TASK PROMPT |
Below is the data. Give it again, complete and exact.

--- start SUPPLIED ENTRIES ---

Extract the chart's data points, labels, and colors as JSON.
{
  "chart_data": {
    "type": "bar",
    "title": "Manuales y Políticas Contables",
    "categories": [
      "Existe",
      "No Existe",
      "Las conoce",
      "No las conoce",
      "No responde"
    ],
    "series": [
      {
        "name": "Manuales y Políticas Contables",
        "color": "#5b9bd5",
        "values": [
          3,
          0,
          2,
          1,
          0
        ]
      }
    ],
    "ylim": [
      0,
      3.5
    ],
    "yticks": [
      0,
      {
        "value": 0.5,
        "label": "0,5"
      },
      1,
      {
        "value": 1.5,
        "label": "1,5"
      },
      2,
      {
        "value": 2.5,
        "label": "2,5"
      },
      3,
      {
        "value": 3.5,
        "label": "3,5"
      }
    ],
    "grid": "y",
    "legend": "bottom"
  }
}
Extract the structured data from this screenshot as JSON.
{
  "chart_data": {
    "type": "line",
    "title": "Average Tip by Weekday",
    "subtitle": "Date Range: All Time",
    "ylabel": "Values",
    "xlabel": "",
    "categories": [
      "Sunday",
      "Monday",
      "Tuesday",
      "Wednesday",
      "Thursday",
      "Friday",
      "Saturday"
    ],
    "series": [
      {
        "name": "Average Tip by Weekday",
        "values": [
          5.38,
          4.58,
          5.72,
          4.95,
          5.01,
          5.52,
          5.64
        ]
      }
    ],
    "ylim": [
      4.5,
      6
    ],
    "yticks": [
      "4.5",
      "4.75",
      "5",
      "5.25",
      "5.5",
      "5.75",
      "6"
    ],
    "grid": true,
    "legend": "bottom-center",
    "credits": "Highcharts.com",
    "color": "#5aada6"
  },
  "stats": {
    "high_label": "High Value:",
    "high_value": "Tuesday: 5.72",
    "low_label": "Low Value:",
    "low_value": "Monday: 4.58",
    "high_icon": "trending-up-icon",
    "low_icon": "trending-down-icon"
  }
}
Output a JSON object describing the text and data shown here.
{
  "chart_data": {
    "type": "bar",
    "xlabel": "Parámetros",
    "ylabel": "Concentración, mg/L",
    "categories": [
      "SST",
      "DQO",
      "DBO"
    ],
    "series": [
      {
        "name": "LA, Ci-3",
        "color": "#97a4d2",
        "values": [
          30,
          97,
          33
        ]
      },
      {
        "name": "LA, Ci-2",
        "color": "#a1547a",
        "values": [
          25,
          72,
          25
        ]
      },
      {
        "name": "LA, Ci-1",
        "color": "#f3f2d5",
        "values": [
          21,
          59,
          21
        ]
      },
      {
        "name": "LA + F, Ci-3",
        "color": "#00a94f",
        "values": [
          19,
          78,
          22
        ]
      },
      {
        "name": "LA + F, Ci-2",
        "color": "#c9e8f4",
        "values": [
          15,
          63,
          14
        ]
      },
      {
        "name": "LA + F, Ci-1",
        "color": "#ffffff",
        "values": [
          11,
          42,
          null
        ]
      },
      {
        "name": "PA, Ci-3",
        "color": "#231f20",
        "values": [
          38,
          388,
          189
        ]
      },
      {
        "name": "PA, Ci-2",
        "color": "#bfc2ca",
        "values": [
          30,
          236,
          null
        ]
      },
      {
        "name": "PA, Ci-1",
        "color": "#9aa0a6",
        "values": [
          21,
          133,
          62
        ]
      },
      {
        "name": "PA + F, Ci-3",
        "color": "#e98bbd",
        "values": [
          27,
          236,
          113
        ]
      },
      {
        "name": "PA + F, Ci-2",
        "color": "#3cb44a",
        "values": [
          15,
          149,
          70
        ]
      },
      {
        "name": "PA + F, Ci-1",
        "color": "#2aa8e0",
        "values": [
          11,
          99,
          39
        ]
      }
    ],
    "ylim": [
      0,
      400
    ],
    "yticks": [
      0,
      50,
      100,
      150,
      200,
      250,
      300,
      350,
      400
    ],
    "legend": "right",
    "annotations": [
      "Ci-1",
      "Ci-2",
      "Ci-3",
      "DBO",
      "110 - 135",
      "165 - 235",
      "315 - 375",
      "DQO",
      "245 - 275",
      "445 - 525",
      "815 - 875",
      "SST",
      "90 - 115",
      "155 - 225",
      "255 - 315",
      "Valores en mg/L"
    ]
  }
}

--- end SUPPLIED ENTRIES ---

WRITTEN RESPONSE |
Extract the chart's data points, labels, and colors as JSON.
{
  "chart_data": {
    "type": "bar",
    "title": "Manuales y Políticas Contables",
    "categories": [
      "Existe",
      "No Existe",
      "Las conoce",
      "No las conoce",
      "No responde"
    ],
    "series": [
      {
        "name": "Manuales y Políticas Contables",
        "color": "#5b9bd5",
        "values": [
          3,
          0,
          2,
          1,
          0
        ]
      }
    ],
    "ylim": [
      0,
      3.5
    ],
    "yticks": [
      0,
      {
        "value": 0.5,
        "label": "0,5"
      },
      1,
      {
        "value": 1.5,
        "label": "1,5"
      },
      2,
      {
        "value": 2.5,
        "label": "2,5"
      },
      3,
      {
        "value": 3.5,
        "label": "3,5"
      }
    ],
    "grid": "y",
    "legend": "bottom"
  }
}
Extract the structured data from this screenshot as JSON.
{
  "chart_data": {
    "type": "line",
    "title": "Average Tip by Weekday",
    "subtitle": "Date Range: All Time",
    "ylabel": "Values",
    "xlabel": "",
    "categories": [
      "Sunday",
      "Monday",
      "Tuesday",
      "Wednesday",
      "Thursday",
      "Friday",
      "Saturday"
    ],
    "series": [
      {
        "name": "Average Tip by Weekday",
        "values": [
          5.38,
          4.58,
          5.72,
          4.95,
          5.01,
          5.52,
          5.64
        ]
      }
    ],
    "ylim": [
      4.5,
      6
    ],
    "yticks": [
      "4.5",
      "4.75",
      "5",
      "5.25",
      "5.5",
      "5.75",
      "6"
    ],
    "grid": true,
    "legend": "bottom-center",
    "credits": "Highcharts.com",
    "color": "#5aada6"
  },
  "stats": {
    "high_label": "High Value:",
    "high_value": "Tuesday: 5.72",
    "low_label": "Low Value:",
    "low_value": "Monday: 4.58",
    "high_icon": "trending-up-icon",
    "low_icon": "trending-down-icon"
  }
}
Output a JSON object describing the text and data shown here.
{
  "chart_data": {
    "type": "bar",
    "xlabel": "Parámetros",
    "ylabel": "Concentración, mg/L",
    "categories": [
      "SST",
      "DQO",
      "DBO"
    ],
    "series": [
      {
        "name": "LA, Ci-3",
        "color": "#97a4d2",
        "values": [
          30,
          97,
          33
        ]
      },
      {
        "name": "LA, Ci-2",
        "color": "#a1547a",
        "values": [
          25,
          72,
          25
        ]
      },
      {
        "name": "LA, Ci-1",
        "color": "#f3f2d5",
        "values": [
          21,
          59,
          21
        ]
      },
      {
        "name": "LA + F, Ci-3",
        "color": "#00a94f",
        "values": [
          19,
          78,
          22
        ]
      },
      {
        "name": "LA + F, Ci-2",
        "color": "#c9e8f4",
        "values": [
          15,
          63,
          14
        ]
      },
      {
        "name": "LA + F, Ci-1",
        "color": "#ffffff",
        "values": [
          11,
          42,
          null
        ]
      },
      {
        "name": "PA, Ci-3",
        "color": "#231f20",
        "values": [
          38,
          388,
          189
        ]
      },
      {
        "name": "PA, Ci-2",
        "color": "#bfc2ca",
        "values": [
          30,
          236,
          null
        ]
      },
      {
        "name": "PA, Ci-1",
        "color": "#9aa0a6",
        "values": [
          21,
          133,
          62
        ]
      },
      {
        "name": "PA + F, Ci-3",
        "color": "#e98bbd",
        "values": [
          27,
          236,
          113
        ]
      },
      {
        "name": "PA + F, Ci-2",
        "color": "#3cb44a",
        "values": [
          15,
          149,
          70
        ]
      },
      {
        "name": "PA + F, Ci-1",
        "color": "#2aa8e0",
        "values": [
          11,
          99,
          39
        ]
      }
    ],
    "ylim": [
      0,
      400
    ],
    "yticks": [
      0,
      50,
      100,
      150,
      200,
      250,
      300,
      350,
      400
    ],
    "legend": "right",
    "annotations": [
      "Ci-1",
      "Ci-2",
      "Ci-3",
      "DBO",
      "110 - 135",
      "165 - 235",
      "315 - 375",
      "DQO",
      "245 - 275",
      "445 - 525",
      "815 - 875",
      "SST",
      "90 - 115",
      "155 - 225",
      "255 - 315",
      "Valores en mg/L"
    ]
  }
}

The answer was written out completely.